Texte cité -
:::::
Lorsqu'il vient au monde, le 5 novembre 1984 à Kapsisiywa, rien ne prédestine Eliud Kipchog à devenir l'un des plus grands marathoniens de l'histoire du sport. Rien... ou presque. Car le petit Eliud, orphelin de père, grandit sous le regard sévère d'une maman enseignante «très stricte» - et, surtout, dans le pays de la course à pied. Le Kenya. Terreau des plus grands champions, d’Et Keino à Bernard Lagat.
Tous les matins, comme de nombreux camarades de classe, Eliud Kipchoge avale ainsi trois kilomètres au petit-déjeuner pour aller à l'école. Mais ce n'est qu'à la sortie du lycée, inspiré par son voisin Patrick Saing, devenu athlète international puis coach, qu'il décide de suivre cette voie. Et d'aller plus loin. Plus longtemps.
Après ses premières victoires à 18 ans sur 5000 mètres, il plonge la tête la première dans la distance reine de la longue distance: le marathon.
Sur fond de prises de vue ultra-léchées et de décors de carte postale, le documentaire esquisse quelques pistes sur les capacités exceptionnelles des Kenyans dans l’athlétisme: métabolisme, génétique, routine d'entraînement, environnement socio-économique.
Biopic à gros budget produit par Ridley Scott, Kipchoge: l'ultime défi revient aussi et surtout sur le pari le plus fou de la carrière d'Eliud Kipchoge. Après plusieurs records du monde et médailles d'or aux Jeux olympiques, l'athlète rêve de franchir une barrière a priori infranchissable: passer sous les deux heures au marathon. Une barrière que de nombreux scientifiques estiment inatteignable pour «au moins 20 ou 25 ans».
Si un seul athlète est capable d'y arriver, c'est en effet Eliud Kipchoge. Entre sa constance, sa physiologie, sa détermination, sa discipline, sa posture et son corps «exceptionnel». «Dès qu’il pose le pied au sol, la magie opère», s'émerveille Sebastian Coe, ancien recordman du monde du 800 et du 1000 mètres, dans le documentaire. «Il ne court pas, il flotte.»
Mais le plus grand atout du marathonien de 35 ans réside surtout dans son mental d'acier. «Il arrive à faire abstraction de sa souffrance, à la reléguer au second plan jusqu’à ce que la course soit terminée», poursuit Sir David Brailsford, organisateur du «1h59 Challenge».
Il fallait aussi un personnage aussi modeste et fédérateur pour rassembler autour de lui et de ce projet dingue une telle équipe de spécialistes, entraîneurs, scientifiques et sponsors.
:::::
Données brutes -
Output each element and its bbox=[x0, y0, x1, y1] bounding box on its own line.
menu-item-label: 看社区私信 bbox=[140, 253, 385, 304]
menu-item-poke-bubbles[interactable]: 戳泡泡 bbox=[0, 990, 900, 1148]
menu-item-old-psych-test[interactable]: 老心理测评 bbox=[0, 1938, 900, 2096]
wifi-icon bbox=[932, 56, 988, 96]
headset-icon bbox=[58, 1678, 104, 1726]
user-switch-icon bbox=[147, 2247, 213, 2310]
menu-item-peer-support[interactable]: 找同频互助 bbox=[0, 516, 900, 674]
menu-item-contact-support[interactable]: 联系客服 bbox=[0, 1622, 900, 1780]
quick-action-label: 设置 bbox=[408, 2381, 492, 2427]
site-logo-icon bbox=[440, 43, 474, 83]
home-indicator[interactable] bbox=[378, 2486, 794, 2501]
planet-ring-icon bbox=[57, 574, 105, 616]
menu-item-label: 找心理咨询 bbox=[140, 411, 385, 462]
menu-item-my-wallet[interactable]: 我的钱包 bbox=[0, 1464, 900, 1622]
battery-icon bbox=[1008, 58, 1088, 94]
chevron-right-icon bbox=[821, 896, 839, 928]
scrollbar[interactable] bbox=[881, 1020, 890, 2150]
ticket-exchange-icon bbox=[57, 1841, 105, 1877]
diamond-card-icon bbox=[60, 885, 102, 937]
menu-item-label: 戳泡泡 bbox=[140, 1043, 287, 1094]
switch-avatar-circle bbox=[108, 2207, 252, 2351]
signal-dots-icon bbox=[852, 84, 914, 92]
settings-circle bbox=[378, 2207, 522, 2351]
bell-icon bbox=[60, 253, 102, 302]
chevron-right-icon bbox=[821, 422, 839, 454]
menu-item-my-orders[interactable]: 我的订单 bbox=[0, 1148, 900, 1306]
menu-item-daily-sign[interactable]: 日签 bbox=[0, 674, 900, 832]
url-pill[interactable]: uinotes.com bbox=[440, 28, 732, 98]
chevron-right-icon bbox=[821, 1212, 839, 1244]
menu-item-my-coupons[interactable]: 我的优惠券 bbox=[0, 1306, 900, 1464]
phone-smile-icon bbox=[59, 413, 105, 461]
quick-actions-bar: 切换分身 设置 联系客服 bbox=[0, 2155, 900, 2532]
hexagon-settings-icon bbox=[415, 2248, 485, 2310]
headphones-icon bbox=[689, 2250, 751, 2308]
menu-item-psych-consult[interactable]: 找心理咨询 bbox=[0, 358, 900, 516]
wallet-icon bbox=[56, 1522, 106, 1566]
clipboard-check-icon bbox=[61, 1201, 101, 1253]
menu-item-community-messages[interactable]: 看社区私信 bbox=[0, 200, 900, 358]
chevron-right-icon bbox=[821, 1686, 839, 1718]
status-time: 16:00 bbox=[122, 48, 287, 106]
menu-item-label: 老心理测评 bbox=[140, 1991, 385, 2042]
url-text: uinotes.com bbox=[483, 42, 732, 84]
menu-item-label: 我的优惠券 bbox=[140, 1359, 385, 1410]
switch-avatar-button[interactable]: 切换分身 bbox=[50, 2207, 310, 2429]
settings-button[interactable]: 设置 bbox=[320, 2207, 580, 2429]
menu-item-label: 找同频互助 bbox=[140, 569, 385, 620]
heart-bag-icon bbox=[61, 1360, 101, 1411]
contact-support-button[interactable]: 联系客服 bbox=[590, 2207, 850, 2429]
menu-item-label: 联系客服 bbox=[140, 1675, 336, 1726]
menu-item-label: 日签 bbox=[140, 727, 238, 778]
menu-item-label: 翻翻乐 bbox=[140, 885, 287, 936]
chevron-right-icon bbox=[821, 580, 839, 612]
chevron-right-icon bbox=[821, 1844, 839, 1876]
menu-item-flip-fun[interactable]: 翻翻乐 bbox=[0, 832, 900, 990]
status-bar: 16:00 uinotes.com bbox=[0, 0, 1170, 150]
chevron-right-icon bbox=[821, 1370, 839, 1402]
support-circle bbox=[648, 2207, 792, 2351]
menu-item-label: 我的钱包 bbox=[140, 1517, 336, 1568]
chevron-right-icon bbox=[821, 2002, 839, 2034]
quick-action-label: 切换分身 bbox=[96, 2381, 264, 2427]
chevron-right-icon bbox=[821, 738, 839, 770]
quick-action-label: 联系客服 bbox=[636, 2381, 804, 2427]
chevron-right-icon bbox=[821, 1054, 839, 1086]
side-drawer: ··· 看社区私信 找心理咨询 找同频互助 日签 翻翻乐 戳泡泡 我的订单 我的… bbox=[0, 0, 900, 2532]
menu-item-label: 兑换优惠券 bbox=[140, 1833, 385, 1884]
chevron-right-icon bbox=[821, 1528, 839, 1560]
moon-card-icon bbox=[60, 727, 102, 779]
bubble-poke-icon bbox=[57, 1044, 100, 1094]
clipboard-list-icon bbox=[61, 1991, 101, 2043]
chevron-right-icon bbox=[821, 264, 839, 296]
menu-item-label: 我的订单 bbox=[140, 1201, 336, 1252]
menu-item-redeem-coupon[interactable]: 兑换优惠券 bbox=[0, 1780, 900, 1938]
:::::
Exercices proposés -
1. Quel résumé en deux phrases donneriez-vous de l'article sur Eliud Kipchoge ?
2. Recopiez à l'identique les lignes de données, en commençant par la toute première et en vous arrêtant après celle qui contient « 1938, 900, 2096] ».
Le texte et les lignes de données sont deux ensembles sans rapport entre eux.

Corrigés détaillés -
1. Né en 1984 et élevé au Kenya par une mère enseignante, Eliud Kipchoge choisit la course après le lycée, puis se lance dans le marathon après ses premières victoires sur 5000 mètres. Le documentaire Kipchoge: l'ultime défi, produit par Ridley Scott, revient surtout sur son pari de passer sous les deux heures au marathon, servi par un corps exceptionnel, un mental d'acier et sa capacité à rassembler une équipe de spécialistes.

2.
Output each element and its bbox=[x0, y0, x1, y1] bounding box on its own line.
menu-item-label: 看社区私信 bbox=[140, 253, 385, 304]
menu-item-poke-bubbles[interactable]: 戳泡泡 bbox=[0, 990, 900, 1148]
menu-item-old-psych-test[interactable]: 老心理测评 bbox=[0, 1938, 900, 2096]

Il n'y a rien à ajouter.